## Instructions to follow
Provide the number of lines where the word "further" occurs, and no other text.

## Exercise data

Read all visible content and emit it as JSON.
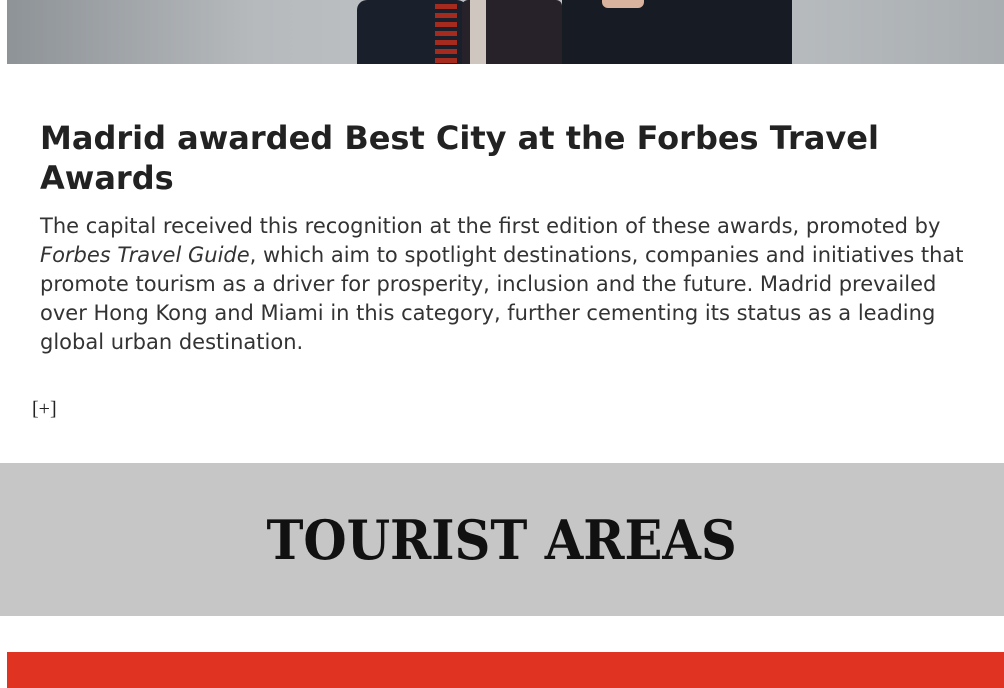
{
  "hero": {
    "image_alt": "Award ceremony photo (cropped)"
  },
  "article": {
    "title": "Madrid awarded Best City at the Forbes Travel Awards",
    "body_part1": "The capital received this recognition at the first edition of these awards, promoted by ",
    "body_italic": "Forbes Travel Guide",
    "body_part2": ", which aim to spotlight destinations, companies and initiatives that promote tourism as a driver for prosperity, inclusion and the future. Madrid prevailed over Hong Kong and Miami in this category, further cementing its status as a leading global urban destination."
  },
  "more_toggle": {
    "label": "[+]"
  },
  "section": {
    "title": "TOURIST AREAS",
    "background": "#c6c6c6"
  },
  "footer_bar": {
    "color": "#e03321"
  }
}
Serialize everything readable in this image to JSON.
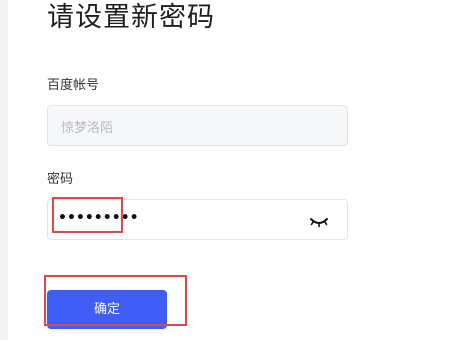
{
  "page": {
    "title": "请设置新密码"
  },
  "form": {
    "account": {
      "label": "百度帐号",
      "value": "惊梦洛陌"
    },
    "password": {
      "label": "密码",
      "value": "•••••••••",
      "toggle_icon": "eye-closed-icon"
    },
    "confirm_label": "确定"
  },
  "colors": {
    "primary": "#3f5df5",
    "highlight": "#d94a4f"
  }
}
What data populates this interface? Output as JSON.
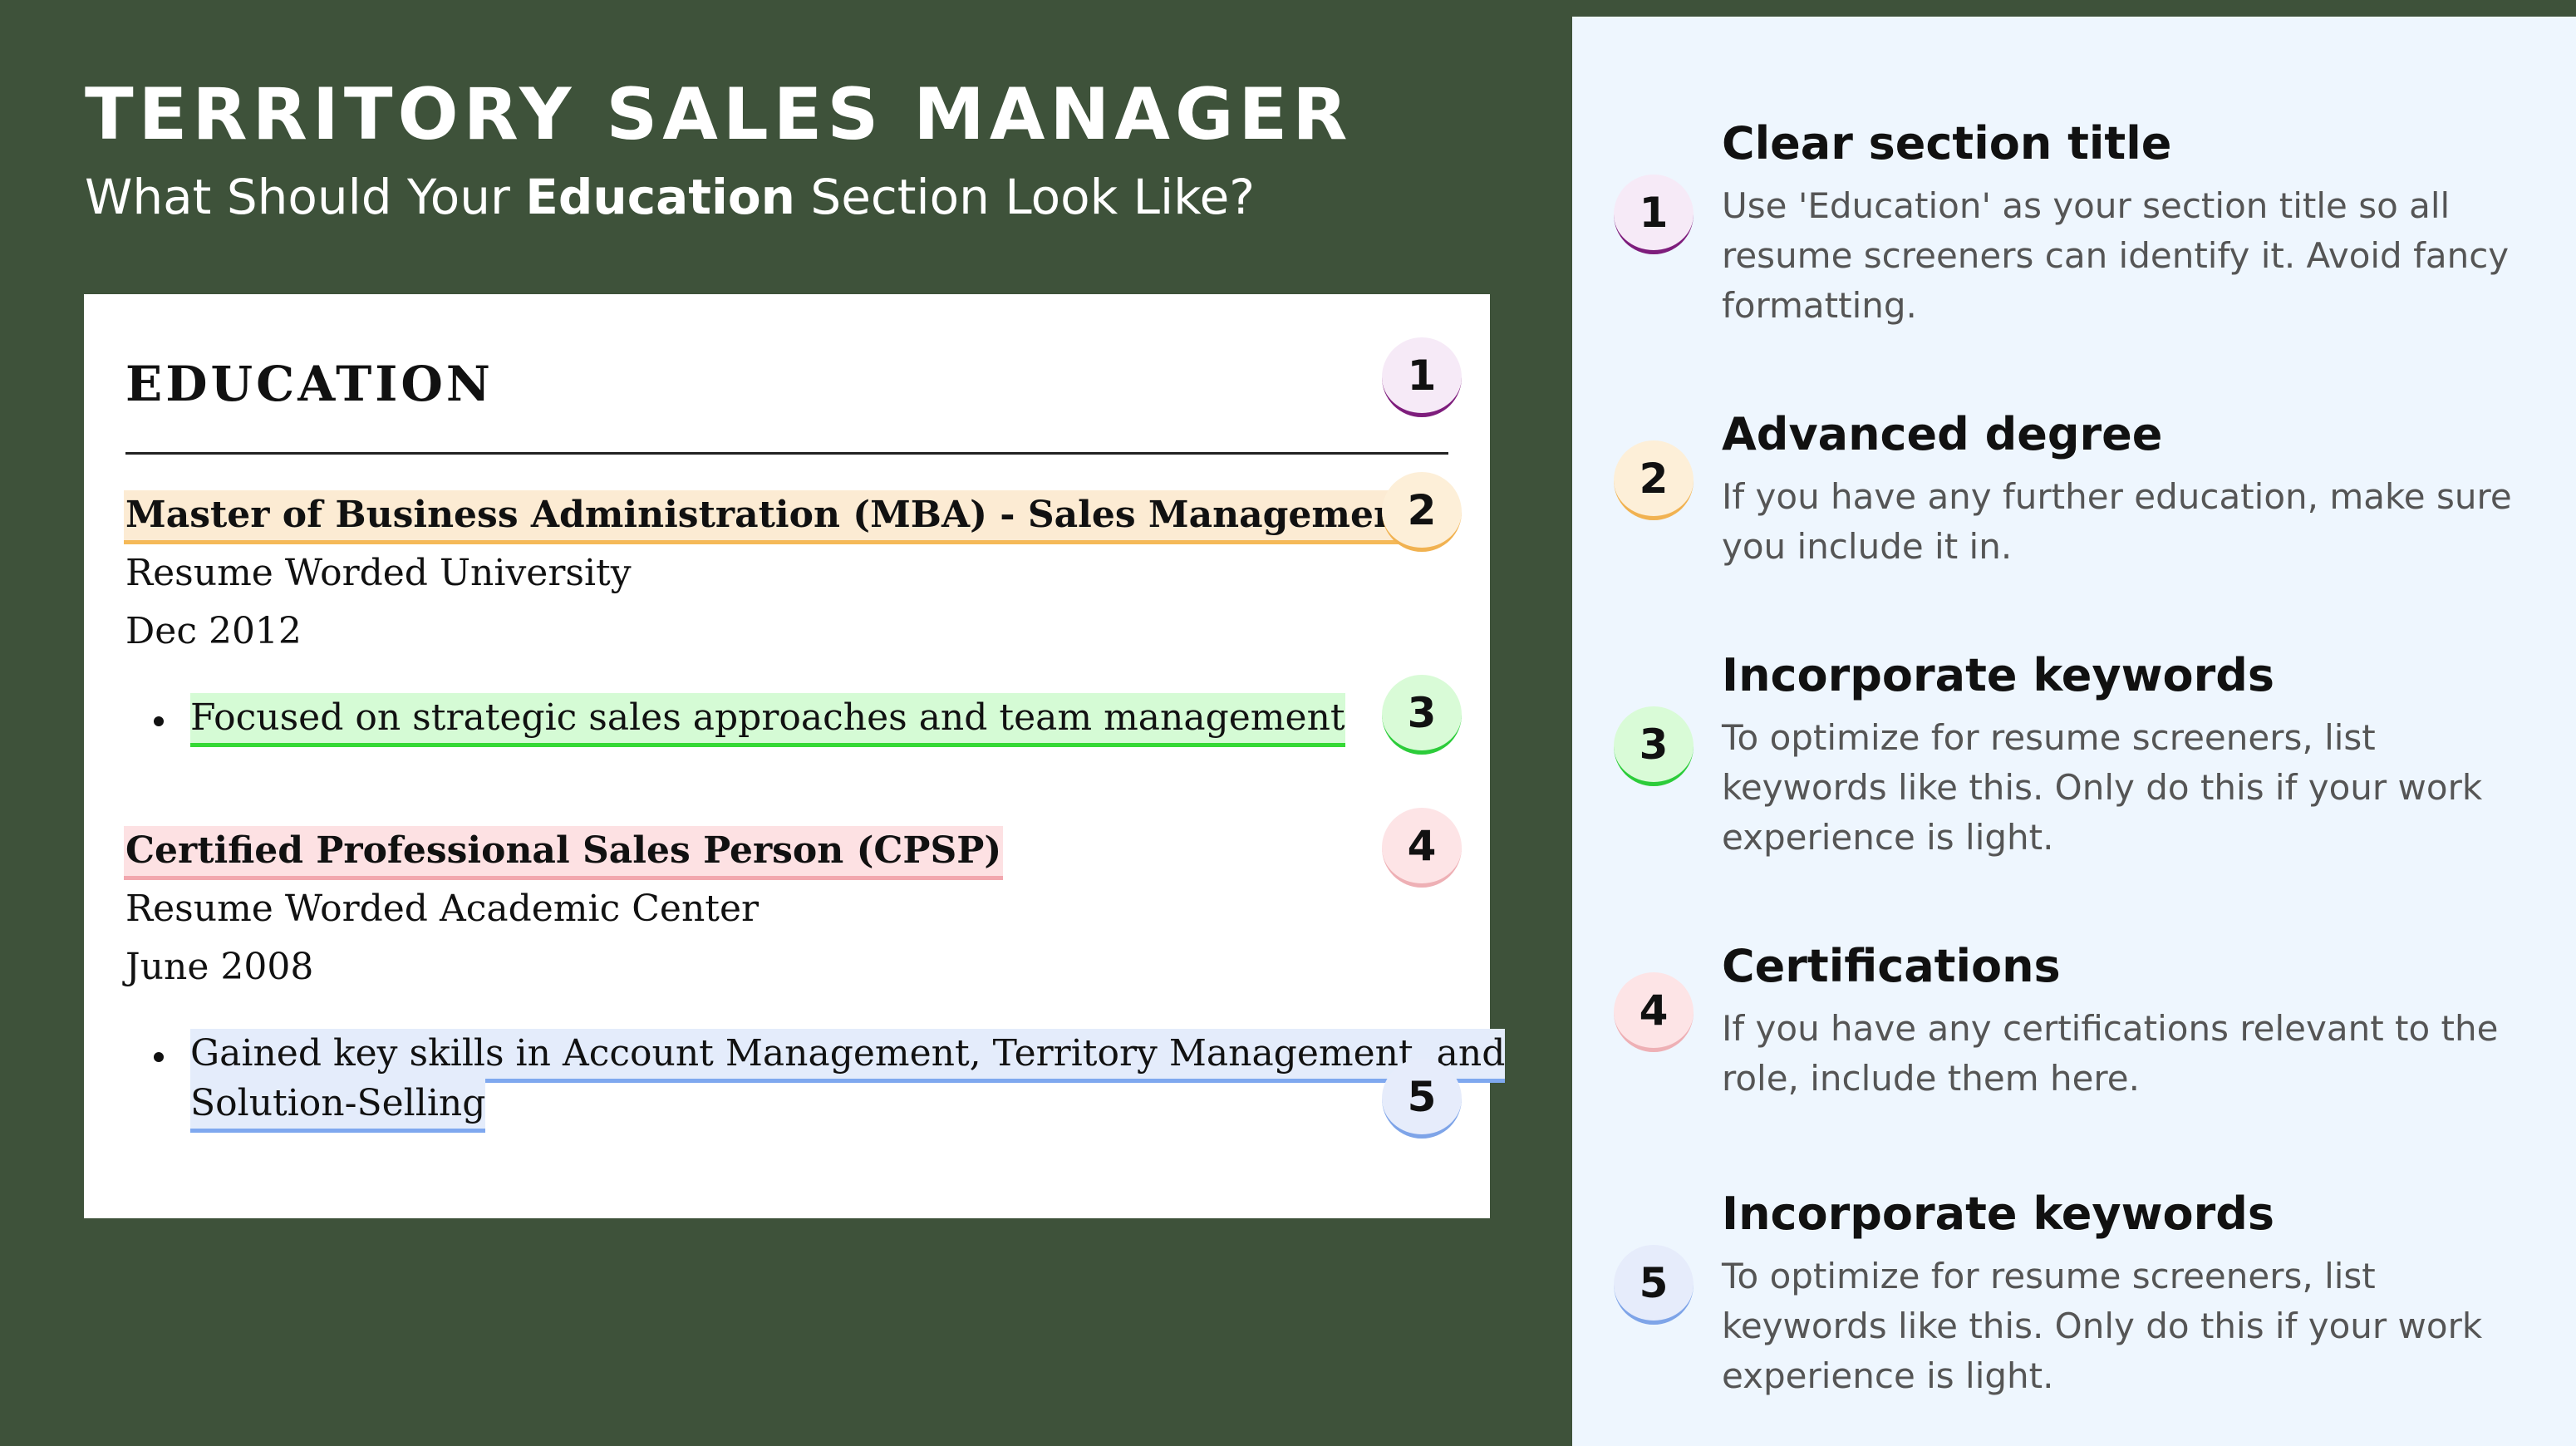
{
  "header": {
    "title": "TERRITORY SALES MANAGER",
    "subtitle_before": "What Should Your ",
    "subtitle_emphasis": "Education",
    "subtitle_after": " Section Look Like?"
  },
  "resume": {
    "section_title": "EDUCATION",
    "entries": [
      {
        "title": "Master of Business Administration (MBA) - Sales Management",
        "institution": "Resume Worded University",
        "date": "Dec 2012",
        "bullet": "Focused on strategic sales approaches and team management"
      },
      {
        "title": "Certified Professional Sales Person (CPSP)",
        "institution": "Resume Worded Academic Center",
        "date": "June 2008",
        "bullet_line1": "Gained key skills in Account Management, Territory Management, and",
        "bullet_line2": "Solution-Selling"
      }
    ],
    "badges": [
      "1",
      "2",
      "3",
      "4",
      "5"
    ]
  },
  "tips": [
    {
      "number": "1",
      "title": "Clear section title",
      "description": "Use 'Education' as your section title so all resume screeners can identify it. Avoid fancy formatting."
    },
    {
      "number": "2",
      "title": "Advanced degree",
      "description": "If you have any further education, make sure you include it in."
    },
    {
      "number": "3",
      "title": "Incorporate keywords",
      "description": "To optimize for resume screeners, list keywords like this. Only do this if your work experience is light."
    },
    {
      "number": "4",
      "title": "Certifications",
      "description": "If you have any certifications relevant to the role, include them here."
    },
    {
      "number": "5",
      "title": "Incorporate keywords",
      "description": "To optimize for resume screeners, list keywords like this. Only do this if your work experience is light."
    }
  ],
  "colors": {
    "background": "#3e523a",
    "panel": "#eef6fe",
    "badge1_accent": "#7e1d7c",
    "badge2_accent": "#f1b251",
    "badge3_accent": "#2ccc3a",
    "badge4_accent": "#eeb0b5",
    "badge5_accent": "#7ea4e8"
  }
}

## Solution for this task
2